Task description
Write out each line that follows exactly as it stands, without the pictures.

• • • •

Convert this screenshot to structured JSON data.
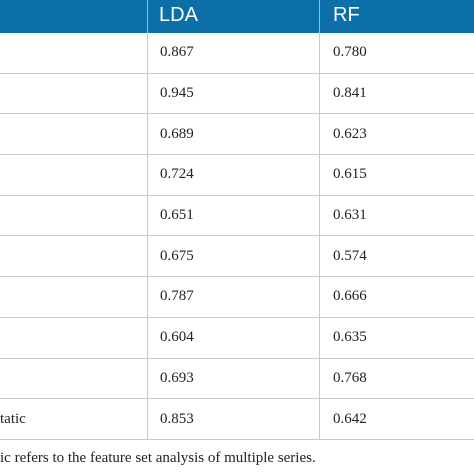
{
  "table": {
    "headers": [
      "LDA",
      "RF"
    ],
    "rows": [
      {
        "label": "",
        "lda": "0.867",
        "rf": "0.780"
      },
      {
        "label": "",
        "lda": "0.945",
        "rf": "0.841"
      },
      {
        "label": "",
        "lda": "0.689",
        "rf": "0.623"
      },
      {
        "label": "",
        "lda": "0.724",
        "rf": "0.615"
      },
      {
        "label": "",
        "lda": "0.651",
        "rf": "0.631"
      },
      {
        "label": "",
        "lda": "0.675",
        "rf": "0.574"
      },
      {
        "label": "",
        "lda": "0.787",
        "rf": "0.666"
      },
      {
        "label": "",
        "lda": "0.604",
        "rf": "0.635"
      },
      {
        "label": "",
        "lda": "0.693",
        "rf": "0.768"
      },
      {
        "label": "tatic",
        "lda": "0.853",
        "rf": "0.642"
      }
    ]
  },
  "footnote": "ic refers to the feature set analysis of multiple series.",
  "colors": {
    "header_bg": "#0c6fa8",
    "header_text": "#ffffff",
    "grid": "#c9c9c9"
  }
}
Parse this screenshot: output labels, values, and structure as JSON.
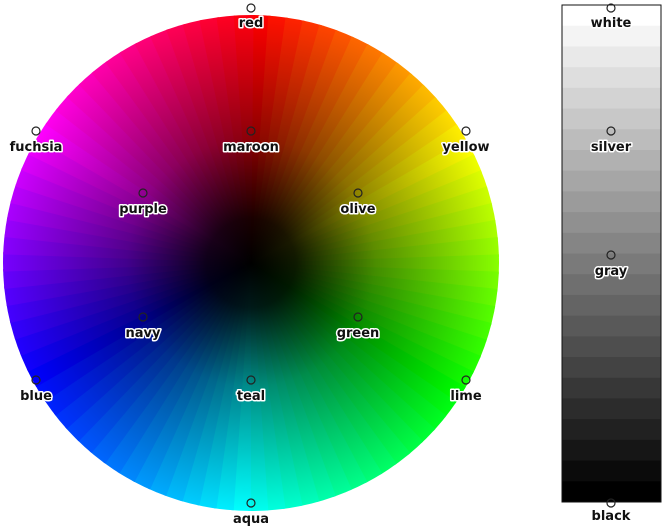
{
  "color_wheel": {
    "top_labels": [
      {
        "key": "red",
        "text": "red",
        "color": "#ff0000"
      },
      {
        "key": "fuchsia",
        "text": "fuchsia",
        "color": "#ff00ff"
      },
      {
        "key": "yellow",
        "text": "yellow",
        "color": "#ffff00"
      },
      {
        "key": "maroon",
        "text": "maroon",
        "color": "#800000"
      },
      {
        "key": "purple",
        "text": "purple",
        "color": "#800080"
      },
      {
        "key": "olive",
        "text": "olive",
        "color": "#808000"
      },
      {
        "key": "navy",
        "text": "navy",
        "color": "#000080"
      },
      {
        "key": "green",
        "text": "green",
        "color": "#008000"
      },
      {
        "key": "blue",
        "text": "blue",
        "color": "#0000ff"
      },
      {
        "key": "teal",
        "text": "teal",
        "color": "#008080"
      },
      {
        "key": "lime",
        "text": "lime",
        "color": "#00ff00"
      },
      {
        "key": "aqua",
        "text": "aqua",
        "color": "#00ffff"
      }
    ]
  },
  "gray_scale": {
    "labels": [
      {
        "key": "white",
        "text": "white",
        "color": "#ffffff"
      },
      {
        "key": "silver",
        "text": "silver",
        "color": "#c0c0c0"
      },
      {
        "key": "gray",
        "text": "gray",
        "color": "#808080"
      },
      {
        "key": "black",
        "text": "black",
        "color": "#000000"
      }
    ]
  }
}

• • • •

Result of this task
Convert this screenshot to structured JSON data.
{
  "table": {
    "headers": [
      "LDA",
      "RF"
    ],
    "rows": [
      {
        "label": "",
        "lda": "0.867",
        "rf": "0.780"
      },
      {
        "label": "",
        "lda": "0.945",
        "rf": "0.841"
      },
      {
        "label": "",
        "lda": "0.689",
        "rf": "0.623"
      },
      {
        "label": "",
        "lda": "0.724",
        "rf": "0.615"
      },
      {
        "label": "",
        "lda": "0.651",
        "rf": "0.631"
      },
      {
        "label": "",
        "lda": "0.675",
        "rf": "0.574"
      },
      {
        "label": "",
        "lda": "0.787",
        "rf": "0.666"
      },
      {
        "label": "",
        "lda": "0.604",
        "rf": "0.635"
      },
      {
        "label": "",
        "lda": "0.693",
        "rf": "0.768"
      },
      {
        "label": "tatic",
        "lda": "0.853",
        "rf": "0.642"
      }
    ]
  },
  "footnote": "ic refers to the feature set analysis of multiple series.",
  "colors": {
    "header_bg": "#0c6fa8",
    "header_text": "#ffffff",
    "grid": "#c9c9c9"
  }
}
Parse this screenshot: output labels, values, and structure as JSON.
{
  "color_wheel": {
    "top_labels": [
      {
        "key": "red",
        "text": "red",
        "color": "#ff0000"
      },
      {
        "key": "fuchsia",
        "text": "fuchsia",
        "color": "#ff00ff"
      },
      {
        "key": "yellow",
        "text": "yellow",
        "color": "#ffff00"
      },
      {
        "key": "maroon",
        "text": "maroon",
        "color": "#800000"
      },
      {
        "key": "purple",
        "text": "purple",
        "color": "#800080"
      },
      {
        "key": "olive",
        "text": "olive",
        "color": "#808000"
      },
      {
        "key": "navy",
        "text": "navy",
        "color": "#000080"
      },
      {
        "key": "green",
        "text": "green",
        "color": "#008000"
      },
      {
        "key": "blue",
        "text": "blue",
        "color": "#0000ff"
      },
      {
        "key": "teal",
        "text": "teal",
        "color": "#008080"
      },
      {
        "key": "lime",
        "text": "lime",
        "color": "#00ff00"
      },
      {
        "key": "aqua",
        "text": "aqua",
        "color": "#00ffff"
      }
    ]
  },
  "gray_scale": {
    "labels": [
      {
        "key": "white",
        "text": "white",
        "color": "#ffffff"
      },
      {
        "key": "silver",
        "text": "silver",
        "color": "#c0c0c0"
      },
      {
        "key": "gray",
        "text": "gray",
        "color": "#808080"
      },
      {
        "key": "black",
        "text": "black",
        "color": "#000000"
      }
    ]
  }
}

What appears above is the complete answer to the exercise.